> Exercise aim
Please pull out every line that includes the string "doriți".

> Task material
---

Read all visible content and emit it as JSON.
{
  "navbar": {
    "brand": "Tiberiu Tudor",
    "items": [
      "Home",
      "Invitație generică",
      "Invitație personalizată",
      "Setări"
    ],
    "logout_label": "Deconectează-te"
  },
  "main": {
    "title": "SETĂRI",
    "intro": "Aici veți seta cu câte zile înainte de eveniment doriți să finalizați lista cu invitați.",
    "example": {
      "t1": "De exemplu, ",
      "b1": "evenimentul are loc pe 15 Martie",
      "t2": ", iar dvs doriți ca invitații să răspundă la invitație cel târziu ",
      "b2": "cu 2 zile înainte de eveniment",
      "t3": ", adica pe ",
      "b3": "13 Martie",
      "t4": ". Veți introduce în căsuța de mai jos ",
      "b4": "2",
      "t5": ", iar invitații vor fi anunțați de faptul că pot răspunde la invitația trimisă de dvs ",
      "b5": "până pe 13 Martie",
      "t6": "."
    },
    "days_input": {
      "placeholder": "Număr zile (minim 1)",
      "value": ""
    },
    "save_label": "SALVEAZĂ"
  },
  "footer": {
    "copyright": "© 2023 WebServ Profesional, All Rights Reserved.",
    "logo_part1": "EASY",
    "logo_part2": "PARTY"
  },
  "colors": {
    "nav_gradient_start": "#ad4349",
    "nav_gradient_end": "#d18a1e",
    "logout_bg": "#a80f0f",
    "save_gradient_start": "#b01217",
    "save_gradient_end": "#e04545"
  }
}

---

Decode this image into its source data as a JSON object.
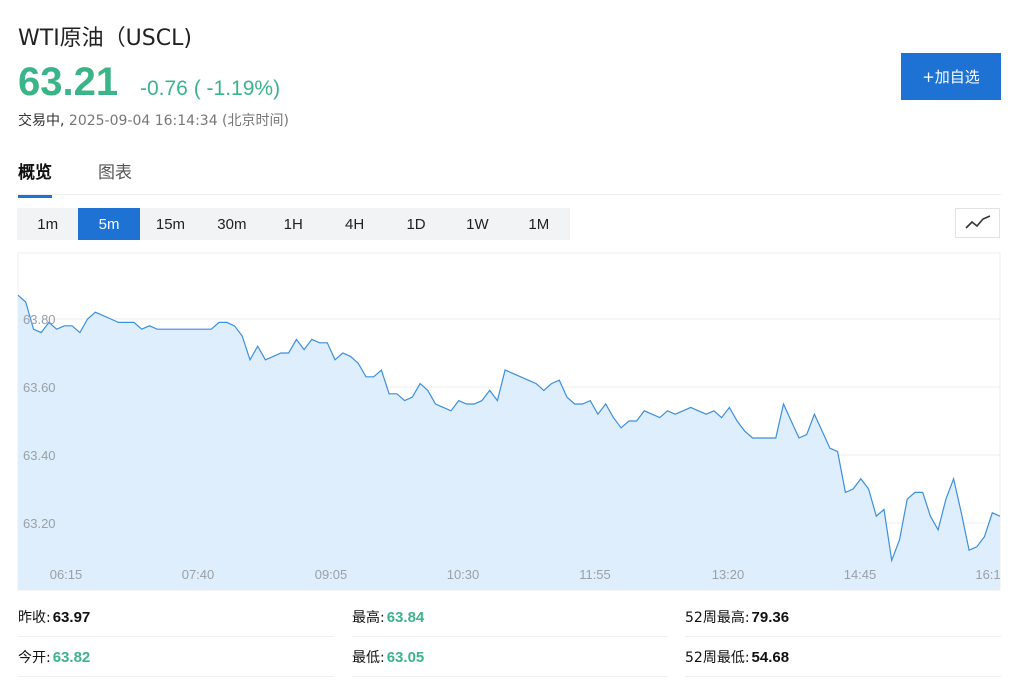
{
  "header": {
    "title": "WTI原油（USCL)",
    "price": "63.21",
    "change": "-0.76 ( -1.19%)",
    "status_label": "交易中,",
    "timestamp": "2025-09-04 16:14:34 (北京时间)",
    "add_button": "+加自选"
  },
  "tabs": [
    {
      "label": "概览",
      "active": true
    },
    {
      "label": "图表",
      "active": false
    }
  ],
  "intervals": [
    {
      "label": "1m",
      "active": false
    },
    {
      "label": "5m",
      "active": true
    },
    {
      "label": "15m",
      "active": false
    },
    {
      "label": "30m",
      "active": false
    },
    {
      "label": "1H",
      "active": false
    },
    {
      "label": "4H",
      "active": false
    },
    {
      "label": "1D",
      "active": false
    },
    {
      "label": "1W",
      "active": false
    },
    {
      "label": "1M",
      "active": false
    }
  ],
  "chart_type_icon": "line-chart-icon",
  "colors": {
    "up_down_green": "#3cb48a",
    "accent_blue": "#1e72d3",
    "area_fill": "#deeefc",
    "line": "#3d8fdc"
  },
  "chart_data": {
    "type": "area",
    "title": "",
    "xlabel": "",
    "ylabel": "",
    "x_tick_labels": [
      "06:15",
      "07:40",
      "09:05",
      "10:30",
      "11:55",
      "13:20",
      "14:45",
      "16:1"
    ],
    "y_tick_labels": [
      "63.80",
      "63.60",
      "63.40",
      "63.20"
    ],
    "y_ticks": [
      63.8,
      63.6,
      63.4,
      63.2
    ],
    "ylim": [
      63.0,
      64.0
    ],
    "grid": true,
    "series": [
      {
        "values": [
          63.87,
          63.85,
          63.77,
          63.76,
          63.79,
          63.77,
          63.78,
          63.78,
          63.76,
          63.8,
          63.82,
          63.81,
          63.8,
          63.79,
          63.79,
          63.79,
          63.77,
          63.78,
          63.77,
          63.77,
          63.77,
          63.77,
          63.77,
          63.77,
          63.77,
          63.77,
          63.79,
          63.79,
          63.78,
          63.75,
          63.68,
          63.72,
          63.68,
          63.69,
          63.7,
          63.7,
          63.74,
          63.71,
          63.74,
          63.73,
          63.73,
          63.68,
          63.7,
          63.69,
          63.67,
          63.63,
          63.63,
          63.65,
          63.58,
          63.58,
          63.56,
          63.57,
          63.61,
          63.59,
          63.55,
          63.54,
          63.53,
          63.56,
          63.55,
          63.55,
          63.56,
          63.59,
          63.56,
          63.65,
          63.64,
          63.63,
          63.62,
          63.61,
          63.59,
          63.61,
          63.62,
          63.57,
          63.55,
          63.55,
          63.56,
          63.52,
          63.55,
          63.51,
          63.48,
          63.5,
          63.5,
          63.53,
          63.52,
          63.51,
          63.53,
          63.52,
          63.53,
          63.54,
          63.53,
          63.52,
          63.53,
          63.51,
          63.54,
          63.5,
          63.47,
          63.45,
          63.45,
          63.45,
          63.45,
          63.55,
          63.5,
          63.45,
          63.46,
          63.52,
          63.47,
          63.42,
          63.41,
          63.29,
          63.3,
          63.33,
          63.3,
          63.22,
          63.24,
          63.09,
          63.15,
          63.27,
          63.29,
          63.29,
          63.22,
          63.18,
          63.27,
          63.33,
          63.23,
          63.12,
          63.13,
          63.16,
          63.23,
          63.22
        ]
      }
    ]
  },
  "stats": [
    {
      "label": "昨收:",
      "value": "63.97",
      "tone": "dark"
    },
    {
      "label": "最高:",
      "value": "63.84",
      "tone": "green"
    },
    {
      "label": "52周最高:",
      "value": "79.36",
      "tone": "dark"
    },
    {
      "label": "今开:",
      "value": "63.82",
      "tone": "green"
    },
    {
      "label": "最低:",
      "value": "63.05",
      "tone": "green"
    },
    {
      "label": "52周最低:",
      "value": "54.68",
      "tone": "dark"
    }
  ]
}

---

> Result
    "intro": "Aici veți seta cu câte zile înainte de eveniment doriți să finalizați lista cu invitați.",
      "t2": ", iar dvs doriți ca invitații să răspundă la invitație cel târziu ",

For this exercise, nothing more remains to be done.